* **EXTRAIT**:
━━━

Un regard optimiste sur l’Afrique: « Le Garçon qui dompta le vent »
Un regard optimiste sur l’Afrique: « Le Garçon qui dompta le vent »

Présenté au 69e Festival du film de Berlin en février dernier, Le Garçon qui dompta le vent est disponible sur Netflix depuis début mars. Coproduit avec la BBC, le premier film de l’acteur anglo-nigérian Chiwetel Ejiofor – révélé par Spielberg dans Amistad en 1997 et tête d’affiche de Twelve Years a Slave en 2013 -, est l’adaptation du livre éponyme publié par William Kamkwamba en 2009. Il y retraçait son histoire, celle d’un garçon né dans une région rurale très pauvre du Malawi qui, à 14 ans, inventa avec les moyens du bord une éolienne alimentant une pompe. Permettant l’irrigation des champs du village durant la grave sécheresse de 2002, cette éolienne sauva de la famine la famille et la communauté du gamin. Depuis, celui-ci porte la bonne parole, partout dans le monde, pour partager son témoignage.

« J’ai été très inspiré et très ému par l’histoire de William, par son espoir, son optimisme, par le fait qu’il ait été capable de trouver une solution à ses problèmes, nous expliquait Chiwetel Ejiofor à Berlin. Ce que je voulais aussi réussir à capturer, c’était la description authentique du Malawi. C’est très cru, réaliste, mais c’est justement cela qui permet de mieux comprendre la beauté et l’optimisme de cette histoire. »

━━━

[Annotations spatiales]
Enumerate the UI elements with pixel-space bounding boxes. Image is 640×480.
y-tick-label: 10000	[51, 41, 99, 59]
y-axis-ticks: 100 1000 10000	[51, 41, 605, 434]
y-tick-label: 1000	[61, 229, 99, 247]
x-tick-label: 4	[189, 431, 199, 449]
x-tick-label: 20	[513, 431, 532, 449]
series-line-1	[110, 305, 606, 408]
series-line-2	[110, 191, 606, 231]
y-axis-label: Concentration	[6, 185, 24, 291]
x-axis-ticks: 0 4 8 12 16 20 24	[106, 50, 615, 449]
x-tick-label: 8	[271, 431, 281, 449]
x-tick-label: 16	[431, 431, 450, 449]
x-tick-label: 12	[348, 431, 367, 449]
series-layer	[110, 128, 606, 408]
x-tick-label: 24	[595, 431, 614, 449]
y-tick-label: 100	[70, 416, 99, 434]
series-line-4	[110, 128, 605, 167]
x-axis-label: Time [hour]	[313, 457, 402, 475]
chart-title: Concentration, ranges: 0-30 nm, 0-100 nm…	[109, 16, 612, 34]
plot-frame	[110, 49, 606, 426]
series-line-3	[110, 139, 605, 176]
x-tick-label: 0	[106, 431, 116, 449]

━━━

* **EXERCICES**:
1. D'après l'extrait, en quelle année William Kamkwamba a-t-il publié le livre dont le film est adapté ?
2. Recopiez l'extrait de « Présenté au 69e » à « partager son témoignage. ».

* **RÉPONSES CI-DESSOUS**:
1. En 2009.

2.
Présenté au 69e Festival du film de Berlin en février dernier, Le Garçon qui dompta le vent est disponible sur Netflix depuis début mars. Coproduit avec la BBC, le premier film de l’acteur anglo-nigérian Chiwetel Ejiofor – révélé par Spielberg dans Amistad en 1997 et tête d’affiche de Twelve Years a Slave en 2013 -, est l’adaptation du livre éponyme publié par William Kamkwamba en 2009. Il y retraçait son histoire, celle d’un garçon né dans une région rurale très pauvre du Malawi qui, à 14 ans, inventa avec les moyens du bord une éolienne alimentant une pompe. Permettant l’irrigation des champs du village durant la grave sécheresse de 2002, cette éolienne sauva de la famine la famille et la communauté du gamin. Depuis, celui-ci porte la bonne parole, partout dans le monde, pour partager son témoignage.